● Description of the task: From the entries below, please gather each line containing the string "Dados".

--

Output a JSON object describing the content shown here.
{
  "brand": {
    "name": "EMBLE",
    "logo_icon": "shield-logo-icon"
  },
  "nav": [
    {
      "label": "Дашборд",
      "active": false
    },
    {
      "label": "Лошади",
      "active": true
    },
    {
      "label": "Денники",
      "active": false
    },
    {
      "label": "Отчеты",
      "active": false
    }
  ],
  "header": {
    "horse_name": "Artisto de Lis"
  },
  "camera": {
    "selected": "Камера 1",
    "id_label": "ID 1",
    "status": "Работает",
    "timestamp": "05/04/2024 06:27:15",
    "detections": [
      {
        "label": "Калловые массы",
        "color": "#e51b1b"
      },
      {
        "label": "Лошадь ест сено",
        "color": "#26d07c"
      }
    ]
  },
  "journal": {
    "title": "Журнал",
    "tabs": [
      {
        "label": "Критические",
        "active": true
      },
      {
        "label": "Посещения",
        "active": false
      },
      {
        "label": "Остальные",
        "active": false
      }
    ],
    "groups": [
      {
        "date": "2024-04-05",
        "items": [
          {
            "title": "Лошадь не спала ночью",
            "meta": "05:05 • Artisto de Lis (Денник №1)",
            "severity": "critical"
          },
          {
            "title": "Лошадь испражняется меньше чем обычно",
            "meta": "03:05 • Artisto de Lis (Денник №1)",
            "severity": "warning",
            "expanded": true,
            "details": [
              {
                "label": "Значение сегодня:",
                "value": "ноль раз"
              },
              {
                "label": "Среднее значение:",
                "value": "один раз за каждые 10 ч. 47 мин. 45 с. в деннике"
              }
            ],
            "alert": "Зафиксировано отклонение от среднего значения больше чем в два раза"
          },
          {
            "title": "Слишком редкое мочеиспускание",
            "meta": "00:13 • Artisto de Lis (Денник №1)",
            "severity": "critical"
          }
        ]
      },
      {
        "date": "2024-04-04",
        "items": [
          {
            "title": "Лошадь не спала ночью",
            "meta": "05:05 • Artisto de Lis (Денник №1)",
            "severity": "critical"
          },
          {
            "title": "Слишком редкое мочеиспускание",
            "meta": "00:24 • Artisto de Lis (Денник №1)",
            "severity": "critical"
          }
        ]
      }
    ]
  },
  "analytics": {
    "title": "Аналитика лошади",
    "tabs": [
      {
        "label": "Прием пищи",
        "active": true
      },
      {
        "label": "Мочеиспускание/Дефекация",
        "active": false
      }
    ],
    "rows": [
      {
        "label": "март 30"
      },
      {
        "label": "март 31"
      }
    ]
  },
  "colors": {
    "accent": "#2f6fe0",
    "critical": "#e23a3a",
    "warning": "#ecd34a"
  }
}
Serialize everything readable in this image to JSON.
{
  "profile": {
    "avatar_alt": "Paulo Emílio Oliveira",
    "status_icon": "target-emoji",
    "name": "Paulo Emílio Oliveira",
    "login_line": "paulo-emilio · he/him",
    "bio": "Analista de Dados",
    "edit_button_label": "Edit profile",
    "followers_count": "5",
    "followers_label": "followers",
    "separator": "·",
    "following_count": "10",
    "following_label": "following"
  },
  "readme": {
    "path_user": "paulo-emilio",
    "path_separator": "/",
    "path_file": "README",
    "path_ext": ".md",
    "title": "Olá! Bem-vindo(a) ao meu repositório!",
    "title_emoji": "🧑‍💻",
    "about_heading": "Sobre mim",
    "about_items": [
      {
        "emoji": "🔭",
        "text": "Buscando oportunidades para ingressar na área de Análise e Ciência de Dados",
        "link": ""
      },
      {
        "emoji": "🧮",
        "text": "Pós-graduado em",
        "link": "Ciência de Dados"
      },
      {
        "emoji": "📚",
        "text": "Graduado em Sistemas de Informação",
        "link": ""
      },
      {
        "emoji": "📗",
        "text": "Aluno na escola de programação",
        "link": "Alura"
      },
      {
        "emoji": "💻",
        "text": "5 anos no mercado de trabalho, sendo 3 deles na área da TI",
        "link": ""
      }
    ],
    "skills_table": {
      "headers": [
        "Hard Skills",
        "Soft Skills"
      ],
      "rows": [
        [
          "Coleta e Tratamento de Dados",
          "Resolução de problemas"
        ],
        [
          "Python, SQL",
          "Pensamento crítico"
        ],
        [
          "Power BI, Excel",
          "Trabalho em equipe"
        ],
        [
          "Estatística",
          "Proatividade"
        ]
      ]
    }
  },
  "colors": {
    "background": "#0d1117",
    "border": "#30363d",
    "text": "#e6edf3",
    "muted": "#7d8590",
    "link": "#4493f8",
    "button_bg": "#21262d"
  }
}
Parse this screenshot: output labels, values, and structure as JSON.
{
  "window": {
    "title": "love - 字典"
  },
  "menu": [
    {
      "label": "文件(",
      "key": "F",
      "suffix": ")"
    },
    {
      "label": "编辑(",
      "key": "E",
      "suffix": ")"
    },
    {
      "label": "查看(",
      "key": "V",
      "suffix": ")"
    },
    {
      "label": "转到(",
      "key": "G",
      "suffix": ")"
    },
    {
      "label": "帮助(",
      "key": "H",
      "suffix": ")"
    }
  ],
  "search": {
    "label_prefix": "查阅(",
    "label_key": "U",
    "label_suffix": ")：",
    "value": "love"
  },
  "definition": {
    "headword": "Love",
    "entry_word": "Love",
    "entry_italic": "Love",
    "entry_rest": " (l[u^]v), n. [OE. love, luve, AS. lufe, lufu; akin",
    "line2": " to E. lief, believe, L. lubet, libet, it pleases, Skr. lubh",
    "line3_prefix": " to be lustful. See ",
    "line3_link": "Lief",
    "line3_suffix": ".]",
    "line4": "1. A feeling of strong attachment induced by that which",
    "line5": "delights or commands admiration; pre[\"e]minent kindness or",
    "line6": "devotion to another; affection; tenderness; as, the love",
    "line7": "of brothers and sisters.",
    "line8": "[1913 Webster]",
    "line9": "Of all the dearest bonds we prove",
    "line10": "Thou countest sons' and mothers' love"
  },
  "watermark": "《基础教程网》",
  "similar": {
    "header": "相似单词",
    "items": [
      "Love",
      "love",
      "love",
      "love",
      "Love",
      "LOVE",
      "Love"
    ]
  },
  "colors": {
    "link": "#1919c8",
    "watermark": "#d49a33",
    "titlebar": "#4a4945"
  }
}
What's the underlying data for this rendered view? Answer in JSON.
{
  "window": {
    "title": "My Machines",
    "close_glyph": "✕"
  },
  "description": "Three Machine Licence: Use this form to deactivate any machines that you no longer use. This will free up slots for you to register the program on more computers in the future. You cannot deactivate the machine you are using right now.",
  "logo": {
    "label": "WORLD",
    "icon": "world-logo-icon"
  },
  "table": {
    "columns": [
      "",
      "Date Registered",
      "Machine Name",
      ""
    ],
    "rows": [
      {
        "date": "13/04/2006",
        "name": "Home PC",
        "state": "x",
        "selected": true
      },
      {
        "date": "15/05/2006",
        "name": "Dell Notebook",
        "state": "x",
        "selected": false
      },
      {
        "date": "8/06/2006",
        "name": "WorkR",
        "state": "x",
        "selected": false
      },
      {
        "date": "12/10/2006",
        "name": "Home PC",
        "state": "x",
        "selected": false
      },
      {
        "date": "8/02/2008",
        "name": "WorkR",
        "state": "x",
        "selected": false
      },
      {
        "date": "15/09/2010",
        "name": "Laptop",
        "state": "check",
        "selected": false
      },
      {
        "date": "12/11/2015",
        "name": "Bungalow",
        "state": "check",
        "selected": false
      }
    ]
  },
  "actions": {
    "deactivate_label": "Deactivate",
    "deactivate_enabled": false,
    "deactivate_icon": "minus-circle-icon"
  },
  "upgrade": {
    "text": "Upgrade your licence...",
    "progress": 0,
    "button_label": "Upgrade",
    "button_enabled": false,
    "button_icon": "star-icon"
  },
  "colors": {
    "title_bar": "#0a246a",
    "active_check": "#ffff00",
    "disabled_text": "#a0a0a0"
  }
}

--

● Finished task:
    "bio": "Analista de Dados",
        "text": "Buscando oportunidades para ingressar na área de Análise e Ciência de Dados",
        "link": "Ciência de Dados"
          "Coleta e Tratamento de Dados",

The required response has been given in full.